◆ **Task to complete**
Locate every line in the entries below that contains the string "file" and copy each one.

◆ **Entries supplied**
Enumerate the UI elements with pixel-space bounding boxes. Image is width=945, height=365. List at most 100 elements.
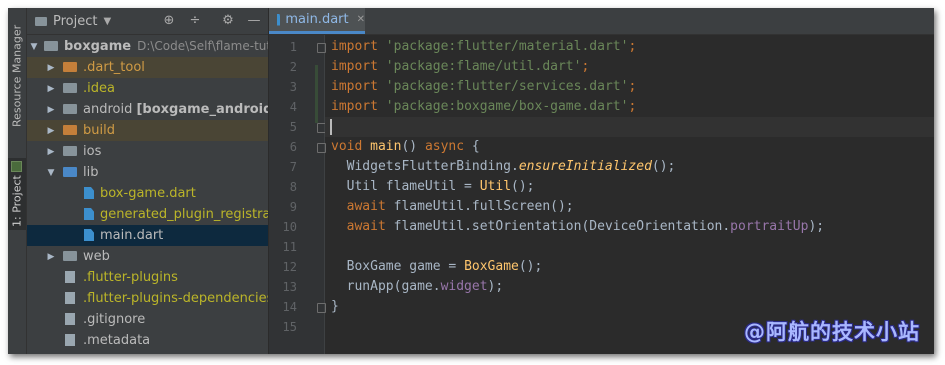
line-number: 6	[289, 140, 297, 154]
code-line-13: runApp(game.widget);	[331, 279, 504, 294]
line-number: 3	[289, 80, 297, 94]
tree-item-build[interactable]: ▶ build	[27, 120, 268, 141]
tree-item-main-dart[interactable]: main.dart	[27, 225, 268, 246]
line-number: 1	[289, 40, 297, 54]
tree-item-metadata[interactable]: .metadata	[27, 330, 268, 351]
close-icon[interactable]: ✕	[357, 14, 365, 25]
code-line-14: }	[331, 299, 339, 314]
folder-icon	[63, 62, 77, 72]
tab-label: main.dart	[285, 12, 349, 27]
code-line-3: import 'package:flutter/services.dart';	[331, 79, 637, 94]
tree-item-label: main.dart	[100, 228, 164, 243]
gear-icon[interactable]: ⚙	[220, 13, 236, 29]
tree-item-label: web	[83, 249, 110, 264]
collapse-arrow-icon[interactable]: ▶	[46, 105, 56, 115]
module-name: [boxgame_android]	[136, 102, 268, 117]
dart-file-icon	[84, 229, 94, 241]
project-tab-label: 1: Project	[10, 175, 24, 228]
resource-manager-tab[interactable]: Resource Manager	[8, 16, 26, 136]
folder-icon	[63, 125, 77, 135]
line-number: 10	[282, 220, 297, 234]
tree-item-label: .gitignore	[83, 312, 146, 327]
chevron-down-icon[interactable]: ▼	[103, 16, 111, 27]
collapse-arrow-icon[interactable]: ▶	[46, 126, 56, 136]
ide-window: Resource Manager 1: Project Project ▼ ⊕ …	[8, 8, 934, 354]
tree-item-flutter-plugins[interactable]: .flutter-plugins	[27, 267, 268, 288]
line-number: 7	[289, 160, 297, 174]
tree-item-box-game-dart[interactable]: box-game.dart	[27, 183, 268, 204]
collapse-arrow-icon[interactable]: ▶	[46, 252, 56, 262]
locate-file-icon[interactable]: ⊕	[161, 13, 177, 29]
code-line-8: Util flameUtil = Util();	[331, 179, 535, 194]
code-line-2: import 'package:flame/util.dart';	[331, 59, 590, 74]
watermark: @阿航的技术小站	[744, 320, 920, 344]
folder-icon	[63, 104, 77, 114]
tree-item-label: .flutter-plugins-dependencies	[83, 291, 268, 306]
tree-item-label: .flutter-plugins	[83, 270, 178, 285]
left-tool-strip: Resource Manager 1: Project	[8, 8, 27, 354]
folder-icon	[63, 146, 77, 156]
tree-item-dart-tool[interactable]: ▶ .dart_tool	[27, 57, 268, 78]
collapse-arrow-icon[interactable]: ▶	[46, 147, 56, 157]
code-line-4: import 'package:boxgame/box-game.dart';	[331, 99, 637, 114]
line-number: 9	[289, 200, 297, 214]
line-number: 13	[282, 280, 297, 294]
project-tool-icon	[11, 160, 23, 172]
vcs-change-marker	[315, 65, 318, 123]
expand-arrow-icon[interactable]: ▼	[29, 42, 39, 52]
code-line-1: import 'package:flutter/material.dart';	[331, 39, 637, 54]
project-panel: Project ▼ ⊕ ÷ ⚙ — ▼ boxgame D:\Code\Self\…	[27, 8, 268, 354]
minimize-icon[interactable]: —	[246, 13, 262, 29]
line-number: 14	[282, 300, 297, 314]
tree-item-label: ios	[83, 144, 102, 159]
text-cursor	[330, 119, 332, 135]
file-icon	[65, 292, 75, 304]
project-folder-icon	[35, 16, 47, 26]
tree-item-label: .idea	[83, 81, 115, 96]
tree-item-gitignore[interactable]: .gitignore	[27, 309, 268, 330]
line-number: 11	[282, 240, 297, 254]
code-line-9: await flameUtil.fullScreen();	[331, 199, 574, 214]
root-path: D:\Code\Self\flame-tutorial	[137, 39, 268, 53]
collapse-arrow-icon[interactable]: ▶	[46, 84, 56, 94]
tree-item-ios[interactable]: ▶ ios	[27, 141, 268, 162]
code-line-7: WidgetsFlutterBinding.ensureInitialized(…	[331, 159, 676, 174]
source-folder-icon	[63, 167, 77, 177]
code-area[interactable]: import 'package:flutter/material.dart'; …	[325, 35, 934, 354]
collapse-all-icon[interactable]: ÷	[187, 13, 203, 29]
tree-item-generated-plugin-registrant[interactable]: generated_plugin_registrant.dart	[27, 204, 268, 225]
dart-file-icon	[277, 13, 281, 26]
editor-tabs: main.dart ✕	[269, 8, 934, 35]
tree-item-android[interactable]: ▶ android [boxgame_android]	[27, 99, 268, 120]
tree-root-boxgame[interactable]: ▼ boxgame D:\Code\Self\flame-tutorial	[27, 36, 268, 57]
dart-file-icon	[84, 208, 94, 220]
tab-main-dart[interactable]: main.dart ✕	[269, 8, 365, 34]
tree-item-label: lib	[83, 165, 99, 180]
file-icon	[65, 334, 75, 346]
tree-item-label: build	[83, 123, 115, 138]
tree-item-web[interactable]: ▶ web	[27, 246, 268, 267]
code-line-6: void main() async {	[331, 139, 480, 154]
expand-arrow-icon[interactable]: ▼	[46, 168, 56, 178]
tree-item-flutter-plugins-dependencies[interactable]: .flutter-plugins-dependencies	[27, 288, 268, 309]
line-number: 8	[289, 180, 297, 194]
line-number: 15	[282, 320, 297, 334]
project-view-selector[interactable]: Project	[53, 14, 97, 29]
code-line-12: BoxGame game = BoxGame();	[331, 259, 543, 274]
line-number: 12	[282, 260, 297, 274]
folder-icon	[63, 251, 77, 261]
file-icon	[65, 271, 75, 283]
collapse-arrow-icon[interactable]: ▶	[46, 63, 56, 73]
folder-icon	[63, 83, 77, 93]
tree-item-idea[interactable]: ▶ .idea	[27, 78, 268, 99]
current-line-highlight	[325, 117, 934, 137]
code-editor: main.dart ✕ 1 2 3 4 5 6 7 8 9 10 11 12 1…	[269, 8, 934, 354]
folder-icon	[44, 41, 58, 51]
tree-item-label: android	[83, 102, 133, 117]
line-number: 4	[289, 100, 297, 114]
line-number: 5	[289, 120, 297, 134]
project-tab[interactable]: 1: Project	[8, 158, 26, 230]
tree-item-lib[interactable]: ▼ lib	[27, 162, 268, 183]
code-line-10: await flameUtil.setOrientation(DeviceOri…	[331, 219, 825, 234]
file-icon	[65, 313, 75, 325]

◆ **Full solution**
dart-file-icon	[84, 229, 94, 241]
locate-file-icon[interactable]: ⊕	[161, 13, 177, 29]
file-icon	[65, 292, 75, 304]
dart-file-icon	[277, 13, 281, 26]
dart-file-icon	[84, 208, 94, 220]
file-icon	[65, 334, 75, 346]
file-icon	[65, 271, 75, 283]
file-icon	[65, 313, 75, 325]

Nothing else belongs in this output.